What you should do:
Using the listing below, report all lines holding the word "Agriculture".

(Data records)
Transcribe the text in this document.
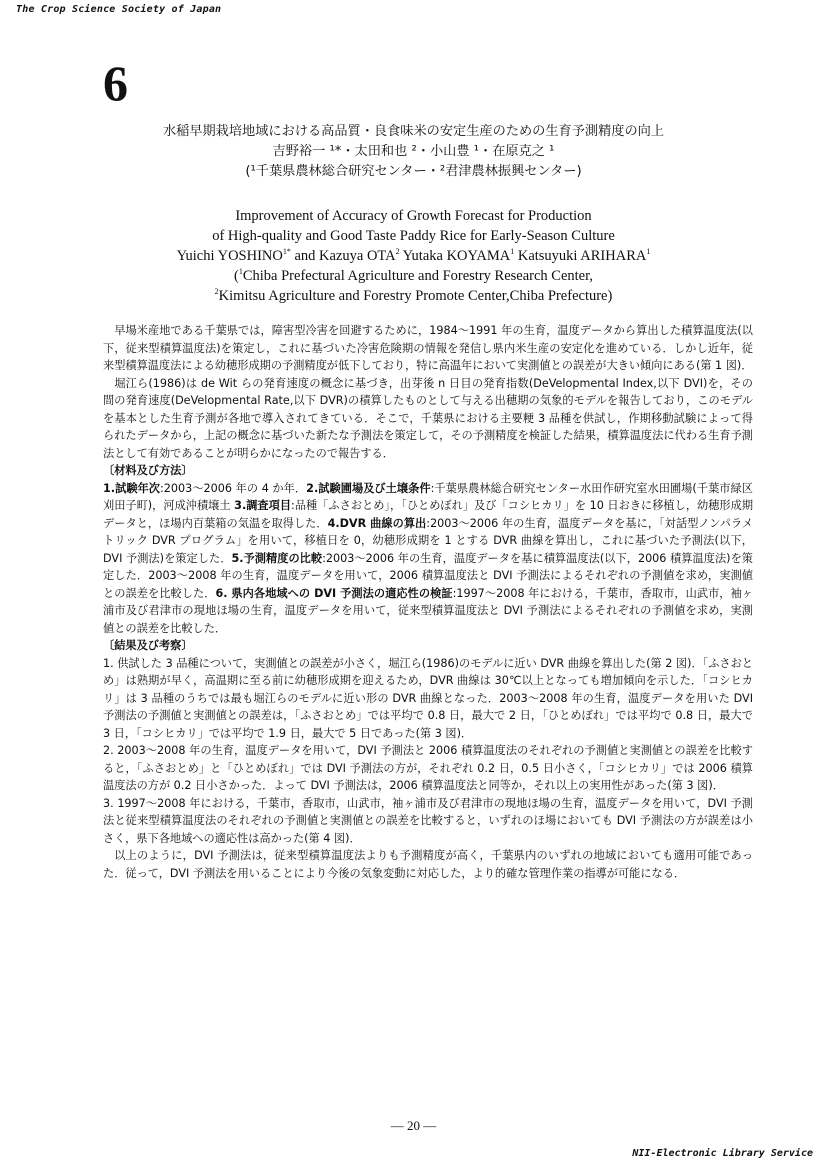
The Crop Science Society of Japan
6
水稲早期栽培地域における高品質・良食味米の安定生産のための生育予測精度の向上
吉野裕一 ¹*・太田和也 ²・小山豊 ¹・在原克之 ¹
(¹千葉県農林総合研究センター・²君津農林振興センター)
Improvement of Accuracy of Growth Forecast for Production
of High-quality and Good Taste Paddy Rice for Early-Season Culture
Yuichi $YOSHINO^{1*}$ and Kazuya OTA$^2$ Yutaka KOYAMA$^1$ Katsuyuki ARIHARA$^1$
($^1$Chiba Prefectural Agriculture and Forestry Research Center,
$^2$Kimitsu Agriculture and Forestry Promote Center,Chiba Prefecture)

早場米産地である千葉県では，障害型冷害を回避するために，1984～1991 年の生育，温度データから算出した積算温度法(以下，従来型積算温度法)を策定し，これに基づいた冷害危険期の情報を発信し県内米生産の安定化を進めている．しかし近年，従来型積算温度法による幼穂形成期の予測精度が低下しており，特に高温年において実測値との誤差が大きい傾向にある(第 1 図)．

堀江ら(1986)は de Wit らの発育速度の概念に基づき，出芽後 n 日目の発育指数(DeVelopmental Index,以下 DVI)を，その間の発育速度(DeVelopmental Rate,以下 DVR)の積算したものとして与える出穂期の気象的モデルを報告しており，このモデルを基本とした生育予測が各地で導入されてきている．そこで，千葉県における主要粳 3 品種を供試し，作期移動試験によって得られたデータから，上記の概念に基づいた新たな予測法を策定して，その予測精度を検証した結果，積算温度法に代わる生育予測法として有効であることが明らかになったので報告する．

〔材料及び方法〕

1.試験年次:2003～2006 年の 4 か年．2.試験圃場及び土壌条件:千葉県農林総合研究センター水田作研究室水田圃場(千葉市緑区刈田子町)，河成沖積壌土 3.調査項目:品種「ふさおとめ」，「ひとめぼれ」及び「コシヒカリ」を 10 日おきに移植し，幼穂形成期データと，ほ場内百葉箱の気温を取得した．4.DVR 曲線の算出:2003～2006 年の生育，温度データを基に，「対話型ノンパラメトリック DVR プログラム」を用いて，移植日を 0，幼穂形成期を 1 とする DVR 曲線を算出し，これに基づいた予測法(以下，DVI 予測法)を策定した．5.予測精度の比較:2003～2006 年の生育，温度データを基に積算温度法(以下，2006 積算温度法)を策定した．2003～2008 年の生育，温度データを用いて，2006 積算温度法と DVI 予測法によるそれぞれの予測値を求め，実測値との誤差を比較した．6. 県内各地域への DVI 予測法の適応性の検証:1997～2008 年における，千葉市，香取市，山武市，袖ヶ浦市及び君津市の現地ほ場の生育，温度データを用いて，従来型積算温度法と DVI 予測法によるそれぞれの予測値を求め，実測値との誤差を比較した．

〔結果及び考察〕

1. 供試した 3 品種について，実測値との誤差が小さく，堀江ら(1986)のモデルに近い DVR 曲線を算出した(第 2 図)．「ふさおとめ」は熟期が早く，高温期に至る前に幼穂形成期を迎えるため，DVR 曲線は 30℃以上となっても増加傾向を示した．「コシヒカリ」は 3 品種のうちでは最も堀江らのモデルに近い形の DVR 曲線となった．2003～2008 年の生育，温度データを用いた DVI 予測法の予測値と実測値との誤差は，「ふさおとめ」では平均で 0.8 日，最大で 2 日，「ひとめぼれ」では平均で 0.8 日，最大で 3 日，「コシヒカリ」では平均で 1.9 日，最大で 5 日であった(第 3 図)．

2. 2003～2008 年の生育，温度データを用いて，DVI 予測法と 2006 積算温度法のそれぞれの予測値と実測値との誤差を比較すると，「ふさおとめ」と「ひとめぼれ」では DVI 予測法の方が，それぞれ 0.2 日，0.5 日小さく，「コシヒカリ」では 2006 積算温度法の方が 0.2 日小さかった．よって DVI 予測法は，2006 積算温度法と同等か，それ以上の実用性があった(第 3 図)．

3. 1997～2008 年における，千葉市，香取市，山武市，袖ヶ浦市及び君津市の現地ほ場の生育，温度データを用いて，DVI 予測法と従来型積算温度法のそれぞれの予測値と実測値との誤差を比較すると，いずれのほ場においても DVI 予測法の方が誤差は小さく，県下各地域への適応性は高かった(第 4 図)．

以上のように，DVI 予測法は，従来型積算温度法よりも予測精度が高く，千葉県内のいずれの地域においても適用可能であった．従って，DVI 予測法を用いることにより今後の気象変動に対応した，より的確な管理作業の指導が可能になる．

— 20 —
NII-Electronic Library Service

==

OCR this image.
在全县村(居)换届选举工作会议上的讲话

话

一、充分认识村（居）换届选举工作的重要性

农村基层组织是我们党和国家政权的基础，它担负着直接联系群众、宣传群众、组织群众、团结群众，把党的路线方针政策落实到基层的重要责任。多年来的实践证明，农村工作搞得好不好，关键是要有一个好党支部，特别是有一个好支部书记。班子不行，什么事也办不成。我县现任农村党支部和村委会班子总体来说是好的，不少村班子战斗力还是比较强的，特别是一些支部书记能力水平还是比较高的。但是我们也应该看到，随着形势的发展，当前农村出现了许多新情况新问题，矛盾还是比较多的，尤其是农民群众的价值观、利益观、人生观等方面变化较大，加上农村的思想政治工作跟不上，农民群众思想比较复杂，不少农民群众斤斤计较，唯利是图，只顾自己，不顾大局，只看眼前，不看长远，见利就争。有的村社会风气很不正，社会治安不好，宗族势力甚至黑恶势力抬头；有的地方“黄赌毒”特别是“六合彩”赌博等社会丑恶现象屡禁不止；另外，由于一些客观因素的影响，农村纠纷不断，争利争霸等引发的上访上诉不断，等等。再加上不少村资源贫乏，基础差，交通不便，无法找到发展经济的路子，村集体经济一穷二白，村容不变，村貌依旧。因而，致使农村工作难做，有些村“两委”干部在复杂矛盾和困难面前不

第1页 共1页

Reply to the task:
($^1$Chiba Prefectural Agriculture and Forestry Research Center,
$^2$Kimitsu Agriculture and Forestry Promote Center,Chiba Prefecture)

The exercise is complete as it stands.